=== DATA EXTRACT ===
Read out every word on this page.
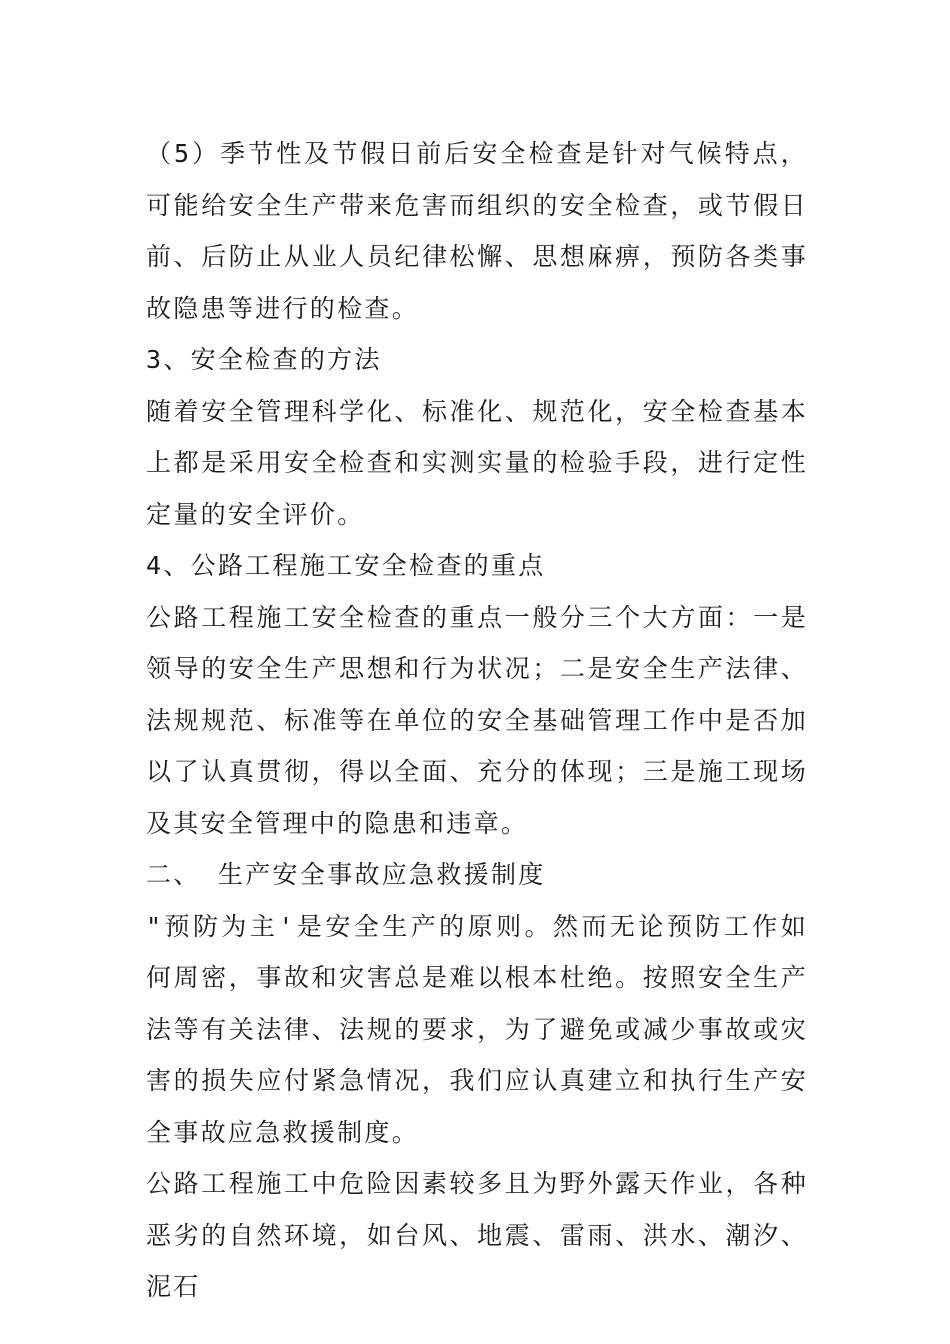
（5）季节性及节假日前后安全检查是针对气候特点，可能给安全生产带来危害而组织的安全检查，或节假日前、后防止从业人员纪律松懈、思想麻痹，预防各类事故隐患等进行的检查。

3、安全检查的方法

随着安全管理科学化、标准化、规范化，安全检查基本上都是采用安全检查和实测实量的检验手段，进行定性定量的安全评价。

4、公路工程施工安全检查的重点

公路工程施工安全检查的重点一般分三个大方面：一是领导的安全生产思想和行为状况；二是安全生产法律、法规规范、标准等在单位的安全基础管理工作中是否加以了认真贯彻，得以全面、充分的体现；三是施工现场及其安全管理中的隐患和违章。

二、 生产安全事故应急救援制度

"预防为主'是安全生产的原则。然而无论预防工作如何周密，事故和灾害总是难以根本杜绝。按照安全生产法等有关法律、法规的要求，为了避免或减少事故或灾害的损失应付紧急情况，我们应认真建立和执行生产安全事故应急救援制度。

公路工程施工中危险因素较多且为野外露天作业，各种恶劣的自然环境，如台风、地震、雷雨、洪水、潮汐、泥石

=== TASK TO CARRY OUT ===
Copy the records above exactly, leaving out every picture.

=== RESULT OF THE EXERCISE ===
Read out every word on this page.
（5）季节性及节假日前后安全检查是针对气候特点，可能给安全生产带来危害而组织的安全检查，或节假日前、后防止从业人员纪律松懈、思想麻痹，预防各类事故隐患等进行的检查。

3、安全检查的方法

随着安全管理科学化、标准化、规范化，安全检查基本上都是采用安全检查和实测实量的检验手段，进行定性定量的安全评价。

4、公路工程施工安全检查的重点

公路工程施工安全检查的重点一般分三个大方面：一是领导的安全生产思想和行为状况；二是安全生产法律、法规规范、标准等在单位的安全基础管理工作中是否加以了认真贯彻，得以全面、充分的体现；三是施工现场及其安全管理中的隐患和违章。

二、 生产安全事故应急救援制度

"预防为主'是安全生产的原则。然而无论预防工作如何周密，事故和灾害总是难以根本杜绝。按照安全生产法等有关法律、法规的要求，为了避免或减少事故或灾害的损失应付紧急情况，我们应认真建立和执行生产安全事故应急救援制度。

公路工程施工中危险因素较多且为野外露天作业，各种恶劣的自然环境，如台风、地震、雷雨、洪水、潮汐、泥石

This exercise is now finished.